:: Exercise prompt ::
Return the whole listing exactly as it stands.
───── Material supplied ─────
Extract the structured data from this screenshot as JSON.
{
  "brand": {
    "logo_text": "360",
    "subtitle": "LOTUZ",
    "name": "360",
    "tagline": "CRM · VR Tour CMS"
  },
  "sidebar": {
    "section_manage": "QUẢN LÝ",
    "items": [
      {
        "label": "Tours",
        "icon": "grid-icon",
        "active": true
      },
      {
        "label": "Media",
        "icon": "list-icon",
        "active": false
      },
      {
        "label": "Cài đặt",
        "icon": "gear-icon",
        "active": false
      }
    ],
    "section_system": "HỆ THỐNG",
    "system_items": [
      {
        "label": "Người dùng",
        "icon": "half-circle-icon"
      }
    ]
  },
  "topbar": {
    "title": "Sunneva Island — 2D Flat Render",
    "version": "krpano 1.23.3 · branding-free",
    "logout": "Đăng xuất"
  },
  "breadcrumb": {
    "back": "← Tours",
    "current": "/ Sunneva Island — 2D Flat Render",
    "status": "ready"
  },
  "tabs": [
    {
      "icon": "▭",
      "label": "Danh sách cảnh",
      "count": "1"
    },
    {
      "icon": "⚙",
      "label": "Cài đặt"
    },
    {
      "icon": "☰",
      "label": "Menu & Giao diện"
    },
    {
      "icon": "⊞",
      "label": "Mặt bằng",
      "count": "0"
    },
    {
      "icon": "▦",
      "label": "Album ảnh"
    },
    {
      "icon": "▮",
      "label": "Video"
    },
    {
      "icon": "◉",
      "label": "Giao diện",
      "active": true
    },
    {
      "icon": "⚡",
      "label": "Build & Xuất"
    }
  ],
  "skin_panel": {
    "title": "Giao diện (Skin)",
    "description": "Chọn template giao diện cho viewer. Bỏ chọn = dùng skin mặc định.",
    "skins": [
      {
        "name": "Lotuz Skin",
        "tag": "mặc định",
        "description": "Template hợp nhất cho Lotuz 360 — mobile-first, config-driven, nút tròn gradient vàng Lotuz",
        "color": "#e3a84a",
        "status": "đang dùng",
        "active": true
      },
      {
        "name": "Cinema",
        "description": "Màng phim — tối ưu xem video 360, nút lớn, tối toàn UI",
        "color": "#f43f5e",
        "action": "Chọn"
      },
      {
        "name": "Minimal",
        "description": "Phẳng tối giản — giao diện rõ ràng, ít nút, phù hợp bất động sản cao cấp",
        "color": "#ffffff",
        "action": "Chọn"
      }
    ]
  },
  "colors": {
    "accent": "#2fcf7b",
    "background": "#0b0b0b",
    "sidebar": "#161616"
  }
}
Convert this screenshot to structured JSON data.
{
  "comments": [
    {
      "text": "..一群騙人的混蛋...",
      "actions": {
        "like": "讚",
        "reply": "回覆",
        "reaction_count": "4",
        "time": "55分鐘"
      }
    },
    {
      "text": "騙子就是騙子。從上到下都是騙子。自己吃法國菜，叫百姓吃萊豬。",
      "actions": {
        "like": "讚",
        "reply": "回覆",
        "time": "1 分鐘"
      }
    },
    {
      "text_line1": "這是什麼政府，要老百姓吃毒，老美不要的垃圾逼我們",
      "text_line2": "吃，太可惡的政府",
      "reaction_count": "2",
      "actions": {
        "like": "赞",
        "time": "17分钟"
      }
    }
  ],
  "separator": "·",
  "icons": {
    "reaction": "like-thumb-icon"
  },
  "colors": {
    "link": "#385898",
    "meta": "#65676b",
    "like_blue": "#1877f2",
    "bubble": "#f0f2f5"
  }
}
─────
:: Expected answer ::
Extract the structured data from this screenshot as JSON.
{
  "brand": {
    "logo_text": "360",
    "subtitle": "LOTUZ",
    "name": "360",
    "tagline": "CRM · VR Tour CMS"
  },
  "sidebar": {
    "section_manage": "QUẢN LÝ",
    "items": [
      {
        "label": "Tours",
        "icon": "grid-icon",
        "active": true
      },
      {
        "label": "Media",
        "icon": "list-icon",
        "active": false
      },
      {
        "label": "Cài đặt",
        "icon": "gear-icon",
        "active": false
      }
    ],
    "section_system": "HỆ THỐNG",
    "system_items": [
      {
        "label": "Người dùng",
        "icon": "half-circle-icon"
      }
    ]
  },
  "topbar": {
    "title": "Sunneva Island — 2D Flat Render",
    "version": "krpano 1.23.3 · branding-free",
    "logout": "Đăng xuất"
  },
  "breadcrumb": {
    "back": "← Tours",
    "current": "/ Sunneva Island — 2D Flat Render",
    "status": "ready"
  },
  "tabs": [
    {
      "icon": "▭",
      "label": "Danh sách cảnh",
      "count": "1"
    },
    {
      "icon": "⚙",
      "label": "Cài đặt"
    },
    {
      "icon": "☰",
      "label": "Menu & Giao diện"
    },
    {
      "icon": "⊞",
      "label": "Mặt bằng",
      "count": "0"
    },
    {
      "icon": "▦",
      "label": "Album ảnh"
    },
    {
      "icon": "▮",
      "label": "Video"
    },
    {
      "icon": "◉",
      "label": "Giao diện",
      "active": true
    },
    {
      "icon": "⚡",
      "label": "Build & Xuất"
    }
  ],
  "skin_panel": {
    "title": "Giao diện (Skin)",
    "description": "Chọn template giao diện cho viewer. Bỏ chọn = dùng skin mặc định.",
    "skins": [
      {
        "name": "Lotuz Skin",
        "tag": "mặc định",
        "description": "Template hợp nhất cho Lotuz 360 — mobile-first, config-driven, nút tròn gradient vàng Lotuz",
        "color": "#e3a84a",
        "status": "đang dùng",
        "active": true
      },
      {
        "name": "Cinema",
        "description": "Màng phim — tối ưu xem video 360, nút lớn, tối toàn UI",
        "color": "#f43f5e",
        "action": "Chọn"
      },
      {
        "name": "Minimal",
        "description": "Phẳng tối giản — giao diện rõ ràng, ít nút, phù hợp bất động sản cao cấp",
        "color": "#ffffff",
        "action": "Chọn"
      }
    ]
  },
  "colors": {
    "accent": "#2fcf7b",
    "background": "#0b0b0b",
    "sidebar": "#161616"
  }
}
Convert this screenshot to structured JSON data.
{
  "comments": [
    {
      "text": "..一群騙人的混蛋...",
      "actions": {
        "like": "讚",
        "reply": "回覆",
        "reaction_count": "4",
        "time": "55分鐘"
      }
    },
    {
      "text": "騙子就是騙子。從上到下都是騙子。自己吃法國菜，叫百姓吃萊豬。",
      "actions": {
        "like": "讚",
        "reply": "回覆",
        "time": "1 分鐘"
      }
    },
    {
      "text_line1": "這是什麼政府，要老百姓吃毒，老美不要的垃圾逼我們",
      "text_line2": "吃，太可惡的政府",
      "reaction_count": "2",
      "actions": {
        "like": "赞",
        "time": "17分钟"
      }
    }
  ],
  "separator": "·",
  "icons": {
    "reaction": "like-thumb-icon"
  },
  "colors": {
    "link": "#385898",
    "meta": "#65676b",
    "like_blue": "#1877f2",
    "bubble": "#f0f2f5"
  }
}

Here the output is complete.